Input material:

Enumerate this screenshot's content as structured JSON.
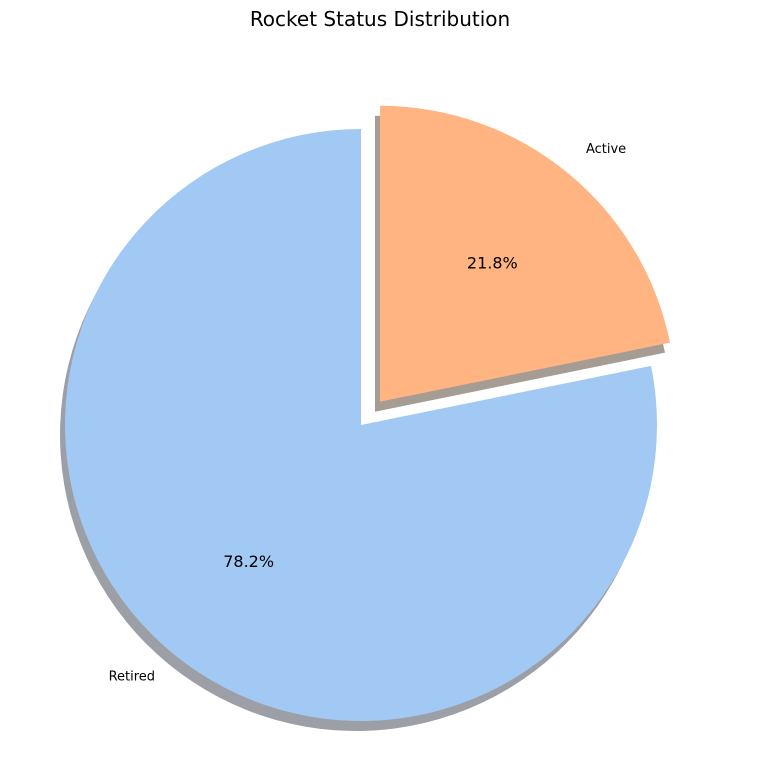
{
  "chart_data": {
    "type": "pie",
    "title": "Rocket Status Distribution",
    "slices": [
      {
        "label": "Retired",
        "value": 78.2,
        "pct_label": "78.2%",
        "color": "#a1c9f4",
        "exploded": false
      },
      {
        "label": "Active",
        "value": 21.8,
        "pct_label": "21.8%",
        "color": "#ffb482",
        "exploded": true
      }
    ],
    "start_angle_deg": 90,
    "counterclockwise": true,
    "shadow": true,
    "shadow_colors": [
      "#9ca0a6",
      "#a59c93"
    ]
  }
}
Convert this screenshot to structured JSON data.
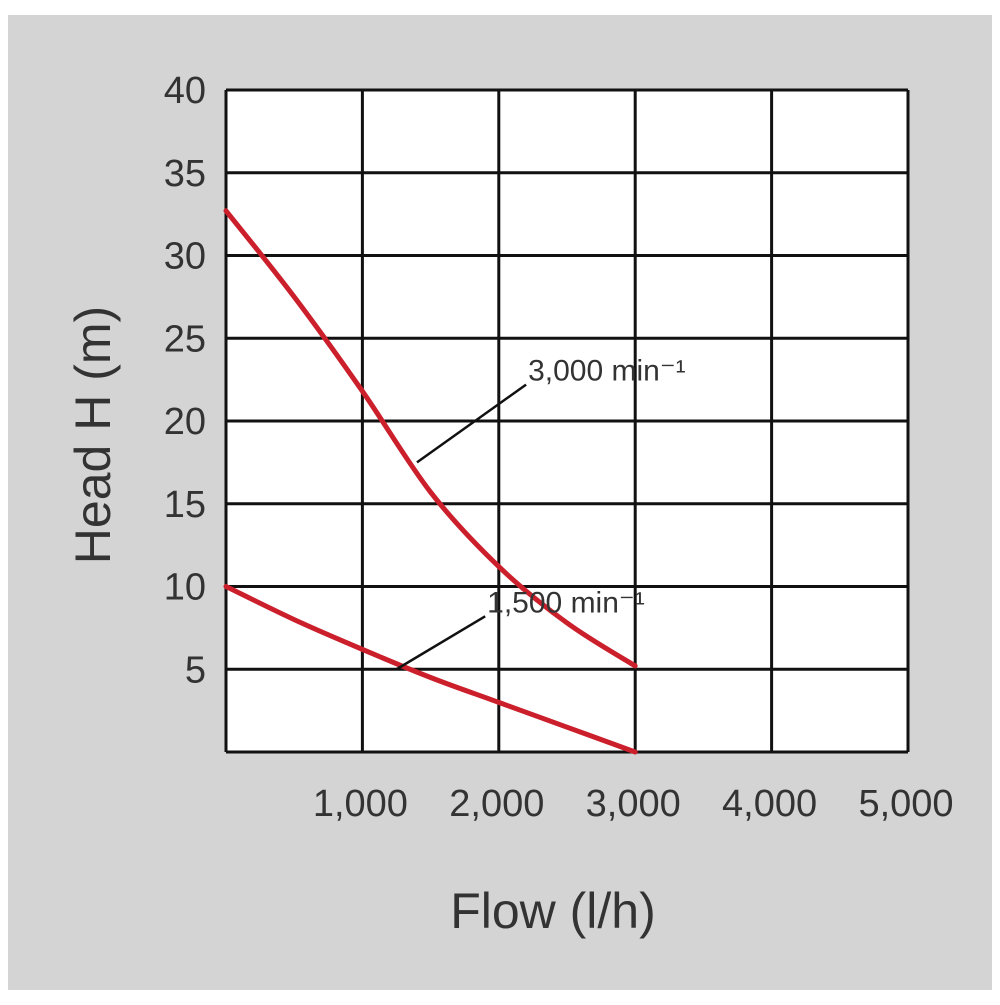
{
  "colors": {
    "background_panel": "#d4d4d4",
    "plot_area": "#ffffff",
    "grid": "#111111",
    "curve": "#cc1f2c",
    "text": "#333333"
  },
  "chart_data": {
    "type": "line",
    "title": "",
    "xlabel": "Flow  (l/h)",
    "ylabel": "Head  H (m)",
    "xlim": [
      0,
      5000
    ],
    "ylim": [
      0,
      40
    ],
    "xticks": [
      1000,
      2000,
      3000,
      4000,
      5000
    ],
    "xtick_labels": [
      "1,000",
      "2,000",
      "3,000",
      "4,000",
      "5,000"
    ],
    "yticks": [
      5,
      10,
      15,
      20,
      25,
      30,
      35,
      40
    ],
    "ytick_labels": [
      "5",
      "10",
      "15",
      "20",
      "25",
      "30",
      "35",
      "40"
    ],
    "grid": true,
    "legend": "none",
    "series": [
      {
        "name": "3,000 min⁻¹",
        "x": [
          0,
          500,
          1000,
          1500,
          2000,
          2500,
          3000
        ],
        "y": [
          32.7,
          27.5,
          21.8,
          15.7,
          11.2,
          7.8,
          5.2
        ]
      },
      {
        "name": "1,500 min⁻¹",
        "x": [
          0,
          500,
          1000,
          1500,
          2000,
          2500,
          3000
        ],
        "y": [
          10.0,
          8.0,
          6.2,
          4.5,
          3.0,
          1.5,
          0.0
        ]
      }
    ],
    "annotations": [
      {
        "text": "3,000 min⁻¹",
        "series": 0,
        "point": [
          1400,
          17.5
        ],
        "label_at": [
          2200,
          22.2
        ]
      },
      {
        "text": "1,500 min⁻¹",
        "series": 1,
        "point": [
          1250,
          5.0
        ],
        "label_at": [
          1900,
          8.2
        ]
      }
    ]
  }
}
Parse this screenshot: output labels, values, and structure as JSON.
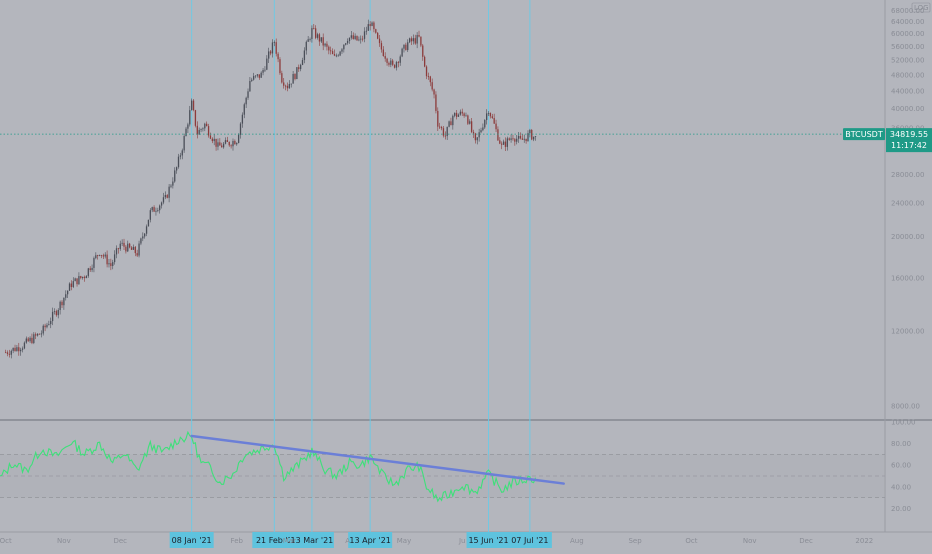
{
  "chart_data": [
    {
      "type": "candlestick",
      "symbol_badge": "BTCUSDT",
      "current_price": "34819.55",
      "countdown": "11:17:42",
      "scale_mode": "LOG",
      "price_axis_labels": [
        "68000.00",
        "64000.00",
        "60000.00",
        "56000.00",
        "52000.00",
        "48000.00",
        "44000.00",
        "40000.00",
        "36000.00",
        "32000.00",
        "28000.00",
        "24000.00",
        "20000.00",
        "16000.00",
        "12000.00",
        "8000.00"
      ],
      "ylim": [
        7500,
        70000
      ],
      "x_range": [
        "2020-09-28",
        "2022-01-12"
      ],
      "x_tick_labels": [
        {
          "date": "2020-10-01",
          "label": "Oct"
        },
        {
          "date": "2020-11-01",
          "label": "Nov"
        },
        {
          "date": "2020-12-01",
          "label": "Dec"
        },
        {
          "date": "2021-02-01",
          "label": "Feb"
        },
        {
          "date": "2021-03-01",
          "label": "Mar"
        },
        {
          "date": "2021-04-01",
          "label": "A"
        },
        {
          "date": "2021-05-01",
          "label": "May"
        },
        {
          "date": "2021-06-01",
          "label": "Ju"
        },
        {
          "date": "2021-08-01",
          "label": "Aug"
        },
        {
          "date": "2021-09-01",
          "label": "Sep"
        },
        {
          "date": "2021-10-01",
          "label": "Oct"
        },
        {
          "date": "2021-11-01",
          "label": "Nov"
        },
        {
          "date": "2021-12-01",
          "label": "Dec"
        },
        {
          "date": "2022-01-01",
          "label": "2022"
        }
      ],
      "marker_dates": [
        {
          "date": "2021-01-08",
          "label": "08 Jan '21"
        },
        {
          "date": "2021-02-21",
          "label": "21 Feb '2"
        },
        {
          "date": "2021-03-13",
          "label": "13 Mar '21"
        },
        {
          "date": "2021-04-13",
          "label": "13 Apr '21"
        },
        {
          "date": "2021-06-15",
          "label": "15 Jun '21"
        },
        {
          "date": "2021-07-07",
          "label": "07 Jul '21"
        }
      ],
      "price_path": [
        {
          "date": "2020-10-01",
          "value": 10700
        },
        {
          "date": "2020-10-10",
          "value": 11100
        },
        {
          "date": "2020-10-20",
          "value": 11900
        },
        {
          "date": "2020-10-28",
          "value": 13400
        },
        {
          "date": "2020-11-05",
          "value": 15500
        },
        {
          "date": "2020-11-12",
          "value": 16200
        },
        {
          "date": "2020-11-20",
          "value": 18500
        },
        {
          "date": "2020-11-26",
          "value": 17100
        },
        {
          "date": "2020-12-01",
          "value": 19200
        },
        {
          "date": "2020-12-10",
          "value": 18300
        },
        {
          "date": "2020-12-17",
          "value": 22800
        },
        {
          "date": "2020-12-25",
          "value": 24500
        },
        {
          "date": "2020-12-31",
          "value": 29000
        },
        {
          "date": "2021-01-03",
          "value": 32500
        },
        {
          "date": "2021-01-08",
          "value": 41000
        },
        {
          "date": "2021-01-11",
          "value": 35000
        },
        {
          "date": "2021-01-15",
          "value": 36700
        },
        {
          "date": "2021-01-22",
          "value": 32500
        },
        {
          "date": "2021-01-28",
          "value": 33200
        },
        {
          "date": "2021-02-01",
          "value": 33800
        },
        {
          "date": "2021-02-08",
          "value": 46500
        },
        {
          "date": "2021-02-14",
          "value": 48000
        },
        {
          "date": "2021-02-21",
          "value": 57500
        },
        {
          "date": "2021-02-25",
          "value": 47000
        },
        {
          "date": "2021-02-28",
          "value": 45200
        },
        {
          "date": "2021-03-05",
          "value": 48800
        },
        {
          "date": "2021-03-13",
          "value": 61000
        },
        {
          "date": "2021-03-18",
          "value": 57500
        },
        {
          "date": "2021-03-25",
          "value": 52500
        },
        {
          "date": "2021-04-01",
          "value": 58800
        },
        {
          "date": "2021-04-08",
          "value": 57500
        },
        {
          "date": "2021-04-13",
          "value": 63800
        },
        {
          "date": "2021-04-18",
          "value": 56000
        },
        {
          "date": "2021-04-25",
          "value": 50000
        },
        {
          "date": "2021-05-03",
          "value": 57000
        },
        {
          "date": "2021-05-09",
          "value": 58500
        },
        {
          "date": "2021-05-12",
          "value": 50000
        },
        {
          "date": "2021-05-17",
          "value": 43000
        },
        {
          "date": "2021-05-19",
          "value": 37000
        },
        {
          "date": "2021-05-23",
          "value": 34500
        },
        {
          "date": "2021-05-27",
          "value": 38500
        },
        {
          "date": "2021-06-03",
          "value": 39000
        },
        {
          "date": "2021-06-08",
          "value": 33000
        },
        {
          "date": "2021-06-15",
          "value": 40000
        },
        {
          "date": "2021-06-22",
          "value": 32500
        },
        {
          "date": "2021-06-28",
          "value": 34500
        },
        {
          "date": "2021-07-02",
          "value": 33500
        },
        {
          "date": "2021-07-07",
          "value": 34800
        },
        {
          "date": "2021-07-10",
          "value": 34100
        }
      ],
      "rsi_axis_labels": [
        "100.00",
        "80.00",
        "60.00",
        "40.00",
        "20.00"
      ],
      "rsi_levels": [
        70,
        50,
        30
      ],
      "rsi_range": [
        0,
        100
      ],
      "rsi_path": [
        {
          "date": "2020-09-28",
          "value": 48
        },
        {
          "date": "2020-10-05",
          "value": 62
        },
        {
          "date": "2020-10-12",
          "value": 55
        },
        {
          "date": "2020-10-20",
          "value": 75
        },
        {
          "date": "2020-10-28",
          "value": 68
        },
        {
          "date": "2020-11-05",
          "value": 82
        },
        {
          "date": "2020-11-12",
          "value": 70
        },
        {
          "date": "2020-11-20",
          "value": 80
        },
        {
          "date": "2020-11-27",
          "value": 62
        },
        {
          "date": "2020-12-03",
          "value": 71
        },
        {
          "date": "2020-12-10",
          "value": 55
        },
        {
          "date": "2020-12-17",
          "value": 78
        },
        {
          "date": "2020-12-24",
          "value": 72
        },
        {
          "date": "2021-01-01",
          "value": 84
        },
        {
          "date": "2021-01-08",
          "value": 87
        },
        {
          "date": "2021-01-13",
          "value": 62
        },
        {
          "date": "2021-01-18",
          "value": 58
        },
        {
          "date": "2021-01-23",
          "value": 44
        },
        {
          "date": "2021-01-30",
          "value": 52
        },
        {
          "date": "2021-02-05",
          "value": 70
        },
        {
          "date": "2021-02-12",
          "value": 74
        },
        {
          "date": "2021-02-21",
          "value": 80
        },
        {
          "date": "2021-02-26",
          "value": 50
        },
        {
          "date": "2021-03-03",
          "value": 56
        },
        {
          "date": "2021-03-08",
          "value": 64
        },
        {
          "date": "2021-03-13",
          "value": 73
        },
        {
          "date": "2021-03-20",
          "value": 56
        },
        {
          "date": "2021-03-26",
          "value": 50
        },
        {
          "date": "2021-04-02",
          "value": 62
        },
        {
          "date": "2021-04-08",
          "value": 60
        },
        {
          "date": "2021-04-13",
          "value": 68
        },
        {
          "date": "2021-04-20",
          "value": 50
        },
        {
          "date": "2021-04-26",
          "value": 42
        },
        {
          "date": "2021-05-03",
          "value": 56
        },
        {
          "date": "2021-05-09",
          "value": 59
        },
        {
          "date": "2021-05-13",
          "value": 40
        },
        {
          "date": "2021-05-19",
          "value": 28
        },
        {
          "date": "2021-05-25",
          "value": 33
        },
        {
          "date": "2021-06-01",
          "value": 42
        },
        {
          "date": "2021-06-08",
          "value": 35
        },
        {
          "date": "2021-06-15",
          "value": 52
        },
        {
          "date": "2021-06-22",
          "value": 37
        },
        {
          "date": "2021-06-28",
          "value": 44
        },
        {
          "date": "2021-07-03",
          "value": 46
        },
        {
          "date": "2021-07-07",
          "value": 48
        },
        {
          "date": "2021-07-10",
          "value": 47
        }
      ],
      "trendline": {
        "start": {
          "date": "2021-01-08",
          "value": 87
        },
        "end": {
          "date": "2021-07-25",
          "value": 43
        }
      },
      "colors": {
        "background": "#b4b6bd",
        "candle_up": "#4a4e58",
        "candle_down": "#8c3b3b",
        "rsi_line": "#3ee07a",
        "trendline": "#6b7fd7",
        "marker_line": "#69cbe8",
        "marker_badge": "#5ec3de",
        "price_badge": "#1f9a87",
        "grid_dash": "#8e9098"
      }
    }
  ]
}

Objective: Collect every line above that contains the word "screenshot".

Solution to this problem:
Enumerate this screenshot's content as structured JSON.
Convert this screenshot to structured JSON data.
Parse this screenshot: output labels, values, and structure as JSON.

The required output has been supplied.